(Data items)
^^^^^^^^

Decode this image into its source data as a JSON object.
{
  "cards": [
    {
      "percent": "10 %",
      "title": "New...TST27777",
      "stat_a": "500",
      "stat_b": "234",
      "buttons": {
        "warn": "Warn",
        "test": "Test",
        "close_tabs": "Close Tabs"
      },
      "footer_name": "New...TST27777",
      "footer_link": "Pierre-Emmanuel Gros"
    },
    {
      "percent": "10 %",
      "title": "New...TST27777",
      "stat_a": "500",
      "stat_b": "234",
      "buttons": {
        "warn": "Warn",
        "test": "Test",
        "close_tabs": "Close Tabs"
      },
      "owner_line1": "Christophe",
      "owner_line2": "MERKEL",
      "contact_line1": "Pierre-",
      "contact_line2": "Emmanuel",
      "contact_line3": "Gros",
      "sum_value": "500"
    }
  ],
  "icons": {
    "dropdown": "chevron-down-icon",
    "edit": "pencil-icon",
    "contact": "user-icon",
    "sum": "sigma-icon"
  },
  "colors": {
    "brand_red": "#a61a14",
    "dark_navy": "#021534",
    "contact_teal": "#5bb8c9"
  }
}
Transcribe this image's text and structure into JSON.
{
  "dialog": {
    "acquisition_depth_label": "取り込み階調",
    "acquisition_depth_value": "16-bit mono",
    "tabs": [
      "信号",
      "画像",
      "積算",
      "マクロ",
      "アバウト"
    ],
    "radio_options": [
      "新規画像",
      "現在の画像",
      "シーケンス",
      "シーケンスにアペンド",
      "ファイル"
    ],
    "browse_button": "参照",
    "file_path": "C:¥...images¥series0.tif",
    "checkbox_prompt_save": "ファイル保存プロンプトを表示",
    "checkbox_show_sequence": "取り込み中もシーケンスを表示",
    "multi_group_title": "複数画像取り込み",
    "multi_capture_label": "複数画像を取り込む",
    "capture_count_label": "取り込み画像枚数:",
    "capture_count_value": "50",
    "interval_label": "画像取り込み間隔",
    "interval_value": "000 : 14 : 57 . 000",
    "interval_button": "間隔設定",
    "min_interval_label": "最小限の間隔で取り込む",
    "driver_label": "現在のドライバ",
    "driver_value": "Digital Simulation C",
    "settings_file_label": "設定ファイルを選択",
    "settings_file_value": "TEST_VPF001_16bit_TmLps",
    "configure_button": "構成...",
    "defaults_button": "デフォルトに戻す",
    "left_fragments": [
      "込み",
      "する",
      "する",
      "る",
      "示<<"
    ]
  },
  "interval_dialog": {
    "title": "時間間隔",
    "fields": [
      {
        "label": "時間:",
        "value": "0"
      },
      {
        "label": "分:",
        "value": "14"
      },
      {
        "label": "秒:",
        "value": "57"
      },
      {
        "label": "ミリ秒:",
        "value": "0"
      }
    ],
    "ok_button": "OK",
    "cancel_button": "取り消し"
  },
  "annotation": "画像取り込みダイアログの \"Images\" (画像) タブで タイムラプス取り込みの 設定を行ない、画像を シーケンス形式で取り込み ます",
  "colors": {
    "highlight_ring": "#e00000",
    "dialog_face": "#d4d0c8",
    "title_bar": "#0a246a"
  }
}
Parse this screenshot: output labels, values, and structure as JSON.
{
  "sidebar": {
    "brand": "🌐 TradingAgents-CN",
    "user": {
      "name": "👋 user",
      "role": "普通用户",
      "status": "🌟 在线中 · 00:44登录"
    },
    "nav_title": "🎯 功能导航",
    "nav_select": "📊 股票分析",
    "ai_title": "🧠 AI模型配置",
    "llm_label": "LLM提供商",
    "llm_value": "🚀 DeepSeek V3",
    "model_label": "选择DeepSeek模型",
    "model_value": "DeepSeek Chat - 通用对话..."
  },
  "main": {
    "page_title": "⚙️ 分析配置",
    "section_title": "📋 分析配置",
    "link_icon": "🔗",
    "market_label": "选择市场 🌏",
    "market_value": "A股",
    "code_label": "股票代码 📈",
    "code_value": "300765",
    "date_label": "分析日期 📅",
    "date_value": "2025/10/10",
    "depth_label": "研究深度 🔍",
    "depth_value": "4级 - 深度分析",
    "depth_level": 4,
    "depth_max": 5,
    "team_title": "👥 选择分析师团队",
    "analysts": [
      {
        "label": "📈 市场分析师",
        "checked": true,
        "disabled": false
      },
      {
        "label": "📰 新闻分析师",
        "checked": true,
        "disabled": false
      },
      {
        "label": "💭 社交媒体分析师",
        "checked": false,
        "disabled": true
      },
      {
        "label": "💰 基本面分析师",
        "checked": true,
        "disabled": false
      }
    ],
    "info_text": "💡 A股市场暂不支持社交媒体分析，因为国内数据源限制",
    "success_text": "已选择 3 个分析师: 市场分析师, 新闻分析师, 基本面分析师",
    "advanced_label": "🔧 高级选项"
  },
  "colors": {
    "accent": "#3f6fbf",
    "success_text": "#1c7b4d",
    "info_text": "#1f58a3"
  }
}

^^^^^^^^

#### [Exercise instructions]
Leave out every line before the one containing "Parse this screenshot: output"; set down that line and all remaining lines of the material exactly.

#### [Task result]
Parse this screenshot: output labels, values, and structure as JSON.
{
  "sidebar": {
    "brand": "🌐 TradingAgents-CN",
    "user": {
      "name": "👋 user",
      "role": "普通用户",
      "status": "🌟 在线中 · 00:44登录"
    },
    "nav_title": "🎯 功能导航",
    "nav_select": "📊 股票分析",
    "ai_title": "🧠 AI模型配置",
    "llm_label": "LLM提供商",
    "llm_value": "🚀 DeepSeek V3",
    "model_label": "选择DeepSeek模型",
    "model_value": "DeepSeek Chat - 通用对话..."
  },
  "main": {
    "page_title": "⚙️ 分析配置",
    "section_title": "📋 分析配置",
    "link_icon": "🔗",
    "market_label": "选择市场 🌏",
    "market_value": "A股",
    "code_label": "股票代码 📈",
    "code_value": "300765",
    "date_label": "分析日期 📅",
    "date_value": "2025/10/10",
    "depth_label": "研究深度 🔍",
    "depth_value": "4级 - 深度分析",
    "depth_level": 4,
    "depth_max": 5,
    "team_title": "👥 选择分析师团队",
    "analysts": [
      {
        "label": "📈 市场分析师",
        "checked": true,
        "disabled": false
      },
      {
        "label": "📰 新闻分析师",
        "checked": true,
        "disabled": false
      },
      {
        "label": "💭 社交媒体分析师",
        "checked": false,
        "disabled": true
      },
      {
        "label": "💰 基本面分析师",
        "checked": true,
        "disabled": false
      }
    ],
    "info_text": "💡 A股市场暂不支持社交媒体分析，因为国内数据源限制",
    "success_text": "已选择 3 个分析师: 市场分析师, 新闻分析师, 基本面分析师",
    "advanced_label": "🔧 高级选项"
  },
  "colors": {
    "accent": "#3f6fbf",
    "success_text": "#1c7b4d",
    "info_text": "#1f58a3"
  }
}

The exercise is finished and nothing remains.